_Challenge_
Take the entries below and print all of them exactly, please.

_Given data_
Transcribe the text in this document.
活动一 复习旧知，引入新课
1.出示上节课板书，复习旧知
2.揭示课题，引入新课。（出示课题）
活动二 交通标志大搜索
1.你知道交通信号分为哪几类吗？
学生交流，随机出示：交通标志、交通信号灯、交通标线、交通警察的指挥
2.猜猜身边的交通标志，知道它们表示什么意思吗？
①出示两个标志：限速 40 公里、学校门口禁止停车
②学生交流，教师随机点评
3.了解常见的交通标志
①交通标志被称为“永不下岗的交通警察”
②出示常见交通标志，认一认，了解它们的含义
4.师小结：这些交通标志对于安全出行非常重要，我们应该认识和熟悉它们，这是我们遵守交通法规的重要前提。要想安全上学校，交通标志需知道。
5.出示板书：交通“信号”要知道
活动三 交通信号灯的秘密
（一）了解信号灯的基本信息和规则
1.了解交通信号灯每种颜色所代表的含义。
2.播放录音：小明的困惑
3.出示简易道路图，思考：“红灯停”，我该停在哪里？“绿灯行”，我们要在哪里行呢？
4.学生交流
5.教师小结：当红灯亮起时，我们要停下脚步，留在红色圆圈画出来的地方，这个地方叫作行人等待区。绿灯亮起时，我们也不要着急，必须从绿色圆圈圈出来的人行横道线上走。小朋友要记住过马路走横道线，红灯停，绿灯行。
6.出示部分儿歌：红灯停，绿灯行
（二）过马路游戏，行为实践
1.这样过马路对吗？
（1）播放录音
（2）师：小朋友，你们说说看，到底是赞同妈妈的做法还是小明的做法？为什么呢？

_Output below_
Transcribe the text in this document.
活动一 复习旧知，引入新课
1.出示上节课板书，复习旧知
2.揭示课题，引入新课。（出示课题）
活动二 交通标志大搜索
1.你知道交通信号分为哪几类吗？
学生交流，随机出示：交通标志、交通信号灯、交通标线、交通警察的指挥
2.猜猜身边的交通标志，知道它们表示什么意思吗？
①出示两个标志：限速 40 公里、学校门口禁止停车
②学生交流，教师随机点评
3.了解常见的交通标志
①交通标志被称为“永不下岗的交通警察”
②出示常见交通标志，认一认，了解它们的含义
4.师小结：这些交通标志对于安全出行非常重要，我们应该认识和熟悉它们，这是我们遵守交通法规的重要前提。要想安全上学校，交通标志需知道。
5.出示板书：交通“信号”要知道
活动三 交通信号灯的秘密
（一）了解信号灯的基本信息和规则
1.了解交通信号灯每种颜色所代表的含义。
2.播放录音：小明的困惑
3.出示简易道路图，思考：“红灯停”，我该停在哪里？“绿灯行”，我们要在哪里行呢？
4.学生交流
5.教师小结：当红灯亮起时，我们要停下脚步，留在红色圆圈画出来的地方，这个地方叫作行人等待区。绿灯亮起时，我们也不要着急，必须从绿色圆圈圈出来的人行横道线上走。小朋友要记住过马路走横道线，红灯停，绿灯行。
6.出示部分儿歌：红灯停，绿灯行
（二）过马路游戏，行为实践
1.这样过马路对吗？
（1）播放录音
（2）师：小朋友，你们说说看，到底是赞同妈妈的做法还是小明的做法？为什么呢？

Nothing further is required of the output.